== DATA SECTION

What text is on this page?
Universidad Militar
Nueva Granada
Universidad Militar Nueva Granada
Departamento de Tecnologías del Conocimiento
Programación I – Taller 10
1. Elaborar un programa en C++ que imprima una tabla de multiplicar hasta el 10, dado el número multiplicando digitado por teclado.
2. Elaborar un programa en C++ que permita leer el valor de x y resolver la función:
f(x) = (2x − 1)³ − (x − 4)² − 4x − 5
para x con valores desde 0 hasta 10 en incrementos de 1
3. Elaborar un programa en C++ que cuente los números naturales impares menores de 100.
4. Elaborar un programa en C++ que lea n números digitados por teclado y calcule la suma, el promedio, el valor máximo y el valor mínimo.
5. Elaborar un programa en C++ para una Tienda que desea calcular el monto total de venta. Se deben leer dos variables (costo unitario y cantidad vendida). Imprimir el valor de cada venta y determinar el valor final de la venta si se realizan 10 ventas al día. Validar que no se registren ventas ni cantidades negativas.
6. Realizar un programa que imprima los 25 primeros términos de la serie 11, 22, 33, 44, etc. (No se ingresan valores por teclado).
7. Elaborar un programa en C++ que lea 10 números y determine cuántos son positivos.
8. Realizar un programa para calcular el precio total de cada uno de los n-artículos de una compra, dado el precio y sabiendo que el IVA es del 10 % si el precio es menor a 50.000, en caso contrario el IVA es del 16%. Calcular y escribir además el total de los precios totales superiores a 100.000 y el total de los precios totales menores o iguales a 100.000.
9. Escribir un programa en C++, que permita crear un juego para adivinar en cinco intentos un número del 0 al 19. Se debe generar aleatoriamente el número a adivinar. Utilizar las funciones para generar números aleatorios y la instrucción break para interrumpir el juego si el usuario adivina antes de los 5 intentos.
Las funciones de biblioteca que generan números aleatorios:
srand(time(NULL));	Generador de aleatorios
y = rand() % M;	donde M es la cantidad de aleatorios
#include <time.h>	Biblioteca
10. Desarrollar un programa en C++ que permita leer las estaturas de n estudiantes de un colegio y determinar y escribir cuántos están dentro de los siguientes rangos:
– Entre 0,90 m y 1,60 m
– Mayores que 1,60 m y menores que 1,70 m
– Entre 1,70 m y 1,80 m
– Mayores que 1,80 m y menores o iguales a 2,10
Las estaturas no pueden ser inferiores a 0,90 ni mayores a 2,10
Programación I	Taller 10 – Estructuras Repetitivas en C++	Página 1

====

→ GOAL OF THE EXERCISE:
Of all the lines above, how many contain the word "cantidad"? Answer with only the number.

→ RESPONSE:
2